--- Begin DATA EXTRACT ---

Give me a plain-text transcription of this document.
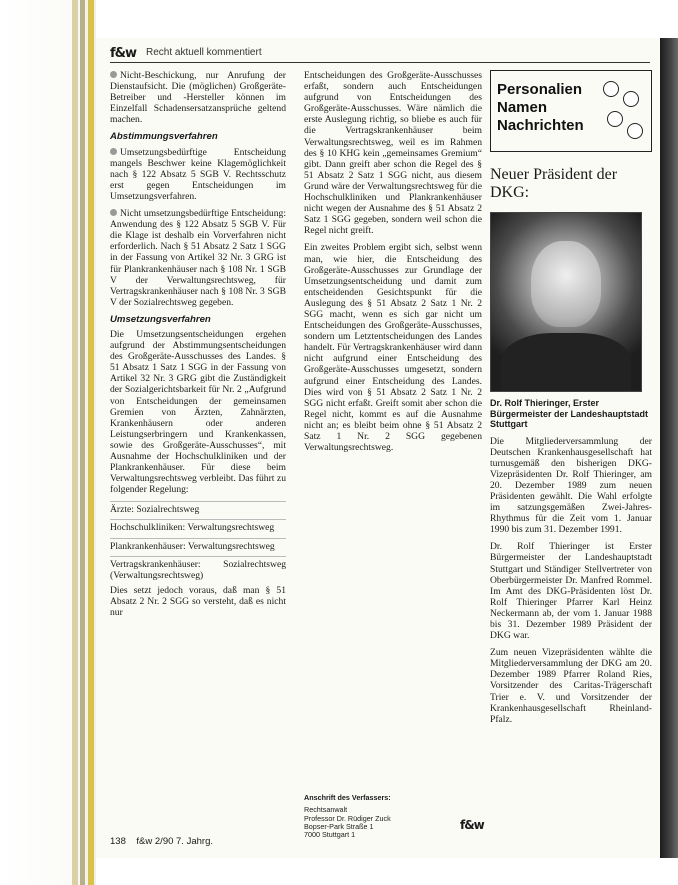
f&w Recht aktuell kommentiert

Nicht-Beschickung, nur Anrufung der Dienstaufsicht. Die (möglichen) Großgeräte-Betreiber und -Hersteller können im Einzelfall Schadensersatzansprüche geltend machen.

Abstimmungsverfahren

Umsetzungsbedürftige Entscheidung mangels Beschwer keine Klagemöglichkeit nach § 122 Absatz 5 SGB V. Rechtsschutz erst gegen Entscheidungen im Umsetzungsverfahren.

Nicht umsetzungsbedürftige Entscheidung: Anwendung des § 122 Absatz 5 SGB V. Für die Klage ist deshalb ein Vorverfahren nicht erforderlich. Nach § 51 Absatz 2 Satz 1 SGG in der Fassung von Artikel 32 Nr. 3 GRG ist für Plankrankenhäuser nach § 108 Nr. 1 SGB V der Verwaltungsrechtsweg, für Vertragskrankenhäuser nach § 108 Nr. 3 SGB V der Sozialrechtsweg gegeben.

Umsetzungsverfahren

Die Umsetzungsentscheidungen ergehen aufgrund der Abstimmungsentscheidungen des Großgeräte-Ausschusses des Landes. § 51 Absatz 1 Satz 1 SGG in der Fassung von Artikel 32 Nr. 3 GRG gibt die Zuständigkeit der Sozialgerichtsbarkeit für Nr. 2 „Aufgrund von Entscheidungen der gemeinsamen Gremien von Ärzten, Zahnärzten, Krankenhäusern oder anderen Leistungserbringern und Krankenkassen, sowie des Großgeräte-Ausschusses“, mit Ausnahme der Hochschulkliniken und der Plankrankenhäuser. Für diese beim Verwaltungsrechtsweg verbleibt. Das führt zu folgender Regelung:

Ärzte: Sozialrechtsweg

Hochschulkliniken: Verwaltungsrechtsweg

Plankrankenhäuser: Verwaltungsrechtsweg

Vertragskrankenhäuser: Sozialrechtsweg (Verwaltungsrechtsweg)

Dies setzt jedoch voraus, daß man § 51 Absatz 2 Nr. 2 SGG so versteht, daß es nicht nur

Entscheidungen des Großgeräte-Ausschusses erfaßt, sondern auch Entscheidungen aufgrund von Entscheidungen des Großgeräte-Ausschusses. Wäre nämlich die erste Auslegung richtig, so bliebe es auch für die Vertragskrankenhäuser beim Verwaltungsrechtsweg, weil es im Rahmen des § 10 KHG kein „gemeinsames Gremium“ gibt. Dann greift aber schon die Regel des § 51 Absatz 2 Satz 1 SGG nicht, aus diesem Grund wäre der Verwaltungsrechtsweg für die Hochschulkliniken und Plankrankenhäuser nicht wegen der Ausnahme des § 51 Absatz 2 Satz 1 SGG gegeben, sondern weil schon die Regel nicht greift.

Ein zweites Problem ergibt sich, selbst wenn man, wie hier, die Entscheidung des Großgeräte-Ausschusses zur Grundlage der Umsetzungsentscheidung und damit zum entscheidenden Gesichtspunkt für die Auslegung des § 51 Absatz 2 Satz 1 Nr. 2 SGG macht, wenn es sich gar nicht um Entscheidungen des Großgeräte-Ausschusses, sondern um Letztentscheidungen des Landes handelt. Für Vertragskrankenhäuser wird dann nicht aufgrund einer Entscheidung des Großgeräte-Ausschusses umgesetzt, sondern aufgrund einer Entscheidung des Landes. Dies wird von § 51 Absatz 2 Satz 1 Nr. 2 SGG nicht erfaßt. Greift somit aber schon die Regel nicht, kommt es auf die Ausnahme nicht an; es bleibt beim ohne § 51 Absatz 2 Satz 1 Nr. 2 SGG gegebenen Verwaltungsrechtsweg.

Anschrift des Verfassers:
Rechtsanwalt
Professor Dr. Rüdiger Zuck
Bopser-Park Straße 1
7000 Stuttgart 1
f&w
Personalien Namen Nachrichten
Neuer Präsident der DKG:
Dr. Rolf Thieringer, Erster Bürgermeister der Landeshauptstadt Stuttgart

Die Mitgliederversammlung der Deutschen Krankenhausgesellschaft hat turnusgemäß den bisherigen DKG-Vizepräsidenten Dr. Rolf Thieringer, am 20. Dezember 1989 zum neuen Präsidenten gewählt. Die Wahl erfolgte im satzungsgemäßen Zwei-Jahres-Rhythmus für die Zeit vom 1. Januar 1990 bis zum 31. Dezember 1991.

Dr. Rolf Thieringer ist Erster Bürgermeister der Landeshauptstadt Stuttgart und Ständiger Stellvertreter von Oberbürgermeister Dr. Manfred Rommel. Im Amt des DKG-Präsidenten löst Dr. Rolf Thieringer Pfarrer Karl Heinz Neckermann ab, der vom 1. Januar 1988 bis 31. Dezember 1989 Präsident der DKG war.

Zum neuen Vizepräsidenten wählte die Mitgliederversammlung der DKG am 20. Dezember 1989 Pfarrer Roland Ries, Vorsitzender des Caritas-Trägerschaft Trier e. V. und Vorsitzender der Krankenhausgesellschaft Rheinland-Pfalz.

138 f&w 2/90 7. Jahrg.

--- End DATA EXTRACT ---

EXERCISE GOAL
Return all of the entries word for word, but omit the pictures.

RESULT FOR THIS EXERCISE
Give me a plain-text transcription of this document.
f&w Recht aktuell kommentiert

Nicht-Beschickung, nur Anrufung der Dienstaufsicht. Die (möglichen) Großgeräte-Betreiber und -Hersteller können im Einzelfall Schadensersatzansprüche geltend machen.

Abstimmungsverfahren

Umsetzungsbedürftige Entscheidung mangels Beschwer keine Klagemöglichkeit nach § 122 Absatz 5 SGB V. Rechtsschutz erst gegen Entscheidungen im Umsetzungsverfahren.

Nicht umsetzungsbedürftige Entscheidung: Anwendung des § 122 Absatz 5 SGB V. Für die Klage ist deshalb ein Vorverfahren nicht erforderlich. Nach § 51 Absatz 2 Satz 1 SGG in der Fassung von Artikel 32 Nr. 3 GRG ist für Plankrankenhäuser nach § 108 Nr. 1 SGB V der Verwaltungsrechtsweg, für Vertragskrankenhäuser nach § 108 Nr. 3 SGB V der Sozialrechtsweg gegeben.

Umsetzungsverfahren

Die Umsetzungsentscheidungen ergehen aufgrund der Abstimmungsentscheidungen des Großgeräte-Ausschusses des Landes. § 51 Absatz 1 Satz 1 SGG in der Fassung von Artikel 32 Nr. 3 GRG gibt die Zuständigkeit der Sozialgerichtsbarkeit für Nr. 2 „Aufgrund von Entscheidungen der gemeinsamen Gremien von Ärzten, Zahnärzten, Krankenhäusern oder anderen Leistungserbringern und Krankenkassen, sowie des Großgeräte-Ausschusses“, mit Ausnahme der Hochschulkliniken und der Plankrankenhäuser. Für diese beim Verwaltungsrechtsweg verbleibt. Das führt zu folgender Regelung:

Ärzte: Sozialrechtsweg

Hochschulkliniken: Verwaltungsrechtsweg

Plankrankenhäuser: Verwaltungsrechtsweg

Vertragskrankenhäuser: Sozialrechtsweg (Verwaltungsrechtsweg)

Dies setzt jedoch voraus, daß man § 51 Absatz 2 Nr. 2 SGG so versteht, daß es nicht nur

Entscheidungen des Großgeräte-Ausschusses erfaßt, sondern auch Entscheidungen aufgrund von Entscheidungen des Großgeräte-Ausschusses. Wäre nämlich die erste Auslegung richtig, so bliebe es auch für die Vertragskrankenhäuser beim Verwaltungsrechtsweg, weil es im Rahmen des § 10 KHG kein „gemeinsames Gremium“ gibt. Dann greift aber schon die Regel des § 51 Absatz 2 Satz 1 SGG nicht, aus diesem Grund wäre der Verwaltungsrechtsweg für die Hochschulkliniken und Plankrankenhäuser nicht wegen der Ausnahme des § 51 Absatz 2 Satz 1 SGG gegeben, sondern weil schon die Regel nicht greift.

Ein zweites Problem ergibt sich, selbst wenn man, wie hier, die Entscheidung des Großgeräte-Ausschusses zur Grundlage der Umsetzungsentscheidung und damit zum entscheidenden Gesichtspunkt für die Auslegung des § 51 Absatz 2 Satz 1 Nr. 2 SGG macht, wenn es sich gar nicht um Entscheidungen des Großgeräte-Ausschusses, sondern um Letztentscheidungen des Landes handelt. Für Vertragskrankenhäuser wird dann nicht aufgrund einer Entscheidung des Großgeräte-Ausschusses umgesetzt, sondern aufgrund einer Entscheidung des Landes. Dies wird von § 51 Absatz 2 Satz 1 Nr. 2 SGG nicht erfaßt. Greift somit aber schon die Regel nicht, kommt es auf die Ausnahme nicht an; es bleibt beim ohne § 51 Absatz 2 Satz 1 Nr. 2 SGG gegebenen Verwaltungsrechtsweg.

Anschrift des Verfassers:
Rechtsanwalt
Professor Dr. Rüdiger Zuck
Bopser-Park Straße 1
7000 Stuttgart 1
f&w
Personalien Namen Nachrichten
Neuer Präsident der DKG:
Dr. Rolf Thieringer, Erster Bürgermeister der Landeshauptstadt Stuttgart

Die Mitgliederversammlung der Deutschen Krankenhausgesellschaft hat turnusgemäß den bisherigen DKG-Vizepräsidenten Dr. Rolf Thieringer, am 20. Dezember 1989 zum neuen Präsidenten gewählt. Die Wahl erfolgte im satzungsgemäßen Zwei-Jahres-Rhythmus für die Zeit vom 1. Januar 1990 bis zum 31. Dezember 1991.

Dr. Rolf Thieringer ist Erster Bürgermeister der Landeshauptstadt Stuttgart und Ständiger Stellvertreter von Oberbürgermeister Dr. Manfred Rommel. Im Amt des DKG-Präsidenten löst Dr. Rolf Thieringer Pfarrer Karl Heinz Neckermann ab, der vom 1. Januar 1988 bis 31. Dezember 1989 Präsident der DKG war.

Zum neuen Vizepräsidenten wählte die Mitgliederversammlung der DKG am 20. Dezember 1989 Pfarrer Roland Ries, Vorsitzender des Caritas-Trägerschaft Trier e. V. und Vorsitzender der Krankenhausgesellschaft Rheinland-Pfalz.

138 f&w 2/90 7. Jahrg.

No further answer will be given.